• Dataset rows
* * * *

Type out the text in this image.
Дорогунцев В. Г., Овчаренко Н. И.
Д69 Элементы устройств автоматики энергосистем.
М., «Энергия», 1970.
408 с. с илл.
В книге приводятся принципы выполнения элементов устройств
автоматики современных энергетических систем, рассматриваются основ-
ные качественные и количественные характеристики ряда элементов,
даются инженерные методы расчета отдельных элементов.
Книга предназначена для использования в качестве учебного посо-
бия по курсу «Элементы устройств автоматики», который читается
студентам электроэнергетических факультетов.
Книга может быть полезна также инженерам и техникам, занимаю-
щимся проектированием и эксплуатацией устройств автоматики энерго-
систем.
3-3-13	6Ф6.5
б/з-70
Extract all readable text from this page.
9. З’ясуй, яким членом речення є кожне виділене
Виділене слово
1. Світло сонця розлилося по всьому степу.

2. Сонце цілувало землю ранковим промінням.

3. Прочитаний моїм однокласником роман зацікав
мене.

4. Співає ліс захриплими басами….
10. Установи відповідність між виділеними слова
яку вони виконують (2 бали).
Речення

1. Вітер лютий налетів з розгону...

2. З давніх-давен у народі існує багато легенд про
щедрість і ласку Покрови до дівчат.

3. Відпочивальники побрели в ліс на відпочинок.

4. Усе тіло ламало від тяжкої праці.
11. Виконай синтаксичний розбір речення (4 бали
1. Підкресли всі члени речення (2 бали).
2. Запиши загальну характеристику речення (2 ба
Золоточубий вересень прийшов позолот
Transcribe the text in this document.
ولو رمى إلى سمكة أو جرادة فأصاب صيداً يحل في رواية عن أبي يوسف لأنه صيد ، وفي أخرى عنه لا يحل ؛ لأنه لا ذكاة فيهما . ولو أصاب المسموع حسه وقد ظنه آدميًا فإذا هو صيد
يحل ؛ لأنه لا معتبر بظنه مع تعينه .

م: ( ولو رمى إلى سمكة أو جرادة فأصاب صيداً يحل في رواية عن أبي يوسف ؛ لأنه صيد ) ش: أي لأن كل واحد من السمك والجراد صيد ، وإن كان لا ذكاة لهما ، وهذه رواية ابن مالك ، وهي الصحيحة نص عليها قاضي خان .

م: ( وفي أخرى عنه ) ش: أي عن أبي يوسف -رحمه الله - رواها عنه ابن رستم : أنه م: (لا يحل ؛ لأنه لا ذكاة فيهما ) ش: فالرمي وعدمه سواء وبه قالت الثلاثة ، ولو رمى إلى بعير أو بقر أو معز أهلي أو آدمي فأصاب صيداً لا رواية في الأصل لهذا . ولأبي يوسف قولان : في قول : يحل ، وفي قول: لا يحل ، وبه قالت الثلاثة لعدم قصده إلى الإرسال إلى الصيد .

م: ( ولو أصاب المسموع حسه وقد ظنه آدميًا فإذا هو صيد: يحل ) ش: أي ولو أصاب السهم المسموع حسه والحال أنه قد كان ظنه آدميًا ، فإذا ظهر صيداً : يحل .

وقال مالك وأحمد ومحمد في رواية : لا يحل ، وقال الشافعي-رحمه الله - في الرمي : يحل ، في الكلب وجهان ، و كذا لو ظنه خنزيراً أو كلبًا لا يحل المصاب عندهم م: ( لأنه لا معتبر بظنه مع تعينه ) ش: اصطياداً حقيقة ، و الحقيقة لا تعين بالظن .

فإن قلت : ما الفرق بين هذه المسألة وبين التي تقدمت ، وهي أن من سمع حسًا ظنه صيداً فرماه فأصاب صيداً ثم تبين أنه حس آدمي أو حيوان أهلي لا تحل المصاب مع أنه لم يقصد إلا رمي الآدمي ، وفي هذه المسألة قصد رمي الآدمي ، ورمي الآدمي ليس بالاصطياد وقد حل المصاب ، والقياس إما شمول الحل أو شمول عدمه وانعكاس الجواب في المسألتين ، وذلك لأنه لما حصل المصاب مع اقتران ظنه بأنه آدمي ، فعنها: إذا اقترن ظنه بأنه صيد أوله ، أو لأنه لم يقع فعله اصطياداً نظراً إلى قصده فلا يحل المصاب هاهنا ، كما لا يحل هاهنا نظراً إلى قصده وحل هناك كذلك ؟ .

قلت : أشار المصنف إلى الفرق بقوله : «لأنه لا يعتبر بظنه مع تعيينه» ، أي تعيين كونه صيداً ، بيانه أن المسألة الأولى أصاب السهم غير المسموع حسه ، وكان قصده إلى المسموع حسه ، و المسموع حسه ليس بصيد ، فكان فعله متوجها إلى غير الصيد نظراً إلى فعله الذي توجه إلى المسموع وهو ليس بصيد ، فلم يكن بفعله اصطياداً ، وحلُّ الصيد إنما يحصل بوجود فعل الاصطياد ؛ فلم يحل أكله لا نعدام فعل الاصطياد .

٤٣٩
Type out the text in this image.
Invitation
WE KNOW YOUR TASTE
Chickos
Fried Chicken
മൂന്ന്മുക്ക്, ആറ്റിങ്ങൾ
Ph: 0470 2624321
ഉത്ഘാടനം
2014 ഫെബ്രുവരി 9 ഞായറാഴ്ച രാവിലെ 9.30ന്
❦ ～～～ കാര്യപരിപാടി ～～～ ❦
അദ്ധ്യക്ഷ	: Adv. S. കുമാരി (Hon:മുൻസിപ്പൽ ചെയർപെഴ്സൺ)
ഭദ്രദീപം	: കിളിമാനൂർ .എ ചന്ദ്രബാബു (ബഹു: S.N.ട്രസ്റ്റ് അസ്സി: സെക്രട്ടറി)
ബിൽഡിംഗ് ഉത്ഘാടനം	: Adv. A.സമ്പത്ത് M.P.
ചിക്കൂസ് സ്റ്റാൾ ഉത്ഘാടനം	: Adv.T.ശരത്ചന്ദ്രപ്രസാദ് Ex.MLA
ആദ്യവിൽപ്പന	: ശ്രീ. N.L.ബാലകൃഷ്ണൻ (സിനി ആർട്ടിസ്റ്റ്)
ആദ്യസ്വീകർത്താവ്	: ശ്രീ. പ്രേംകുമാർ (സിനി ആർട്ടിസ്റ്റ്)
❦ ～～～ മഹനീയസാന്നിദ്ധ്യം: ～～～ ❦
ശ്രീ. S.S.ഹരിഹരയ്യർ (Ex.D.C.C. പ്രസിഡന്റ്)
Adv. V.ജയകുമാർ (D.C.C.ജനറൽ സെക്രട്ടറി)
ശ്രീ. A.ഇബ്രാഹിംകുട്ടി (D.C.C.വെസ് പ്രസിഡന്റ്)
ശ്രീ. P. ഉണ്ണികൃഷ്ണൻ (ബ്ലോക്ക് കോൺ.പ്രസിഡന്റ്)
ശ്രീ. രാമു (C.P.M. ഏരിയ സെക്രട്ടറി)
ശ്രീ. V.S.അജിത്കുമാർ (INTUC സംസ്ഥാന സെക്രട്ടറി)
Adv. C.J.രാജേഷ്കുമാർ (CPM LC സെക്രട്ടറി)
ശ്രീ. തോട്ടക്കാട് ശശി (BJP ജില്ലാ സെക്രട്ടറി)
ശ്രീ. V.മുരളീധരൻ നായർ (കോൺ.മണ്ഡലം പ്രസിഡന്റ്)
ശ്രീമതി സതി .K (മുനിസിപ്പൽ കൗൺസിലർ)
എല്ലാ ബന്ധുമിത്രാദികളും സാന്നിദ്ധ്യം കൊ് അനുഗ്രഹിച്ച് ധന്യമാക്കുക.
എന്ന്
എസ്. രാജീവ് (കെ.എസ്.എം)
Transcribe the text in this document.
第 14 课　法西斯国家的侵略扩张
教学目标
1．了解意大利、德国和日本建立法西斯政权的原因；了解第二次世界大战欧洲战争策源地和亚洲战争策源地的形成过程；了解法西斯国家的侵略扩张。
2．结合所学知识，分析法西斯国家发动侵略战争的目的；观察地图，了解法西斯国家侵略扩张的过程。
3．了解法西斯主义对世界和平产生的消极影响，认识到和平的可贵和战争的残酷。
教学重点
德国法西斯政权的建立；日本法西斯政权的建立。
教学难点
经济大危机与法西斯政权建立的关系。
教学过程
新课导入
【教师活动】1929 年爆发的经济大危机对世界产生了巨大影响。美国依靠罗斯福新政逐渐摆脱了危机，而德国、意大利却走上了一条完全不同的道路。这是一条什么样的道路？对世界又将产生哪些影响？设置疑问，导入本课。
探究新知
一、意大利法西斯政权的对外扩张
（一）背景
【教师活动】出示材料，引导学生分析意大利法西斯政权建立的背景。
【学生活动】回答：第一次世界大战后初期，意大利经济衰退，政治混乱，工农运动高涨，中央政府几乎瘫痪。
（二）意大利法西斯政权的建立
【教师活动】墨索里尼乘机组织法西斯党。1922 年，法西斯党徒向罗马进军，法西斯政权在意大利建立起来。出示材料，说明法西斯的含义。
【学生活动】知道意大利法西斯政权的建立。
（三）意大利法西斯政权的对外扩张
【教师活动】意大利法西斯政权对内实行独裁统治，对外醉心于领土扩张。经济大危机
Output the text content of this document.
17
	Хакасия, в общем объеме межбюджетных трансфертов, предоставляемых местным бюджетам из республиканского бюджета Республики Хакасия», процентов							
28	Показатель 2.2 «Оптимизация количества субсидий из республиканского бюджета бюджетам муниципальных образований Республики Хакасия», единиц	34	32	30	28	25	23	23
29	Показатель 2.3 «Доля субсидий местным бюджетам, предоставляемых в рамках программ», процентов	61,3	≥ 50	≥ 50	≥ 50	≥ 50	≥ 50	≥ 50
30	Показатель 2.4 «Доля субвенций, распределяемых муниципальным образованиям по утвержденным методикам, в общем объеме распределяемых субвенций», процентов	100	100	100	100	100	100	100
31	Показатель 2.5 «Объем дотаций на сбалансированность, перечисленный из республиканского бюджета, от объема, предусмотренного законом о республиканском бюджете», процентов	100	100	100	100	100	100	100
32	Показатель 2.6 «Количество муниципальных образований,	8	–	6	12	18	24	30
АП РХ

* * * *

• What to produce
Locate all lines in the listing above with the word "образований" and copy them.

• Task answer
28	Показатель 2.2 «Оптимизация количества субсидий из республиканского бюджета бюджетам муниципальных образований Республики Хакасия», единиц	34	32	30	28	25	23	23
32	Показатель 2.6 «Количество муниципальных образований,	8	–	6	12	18	24	30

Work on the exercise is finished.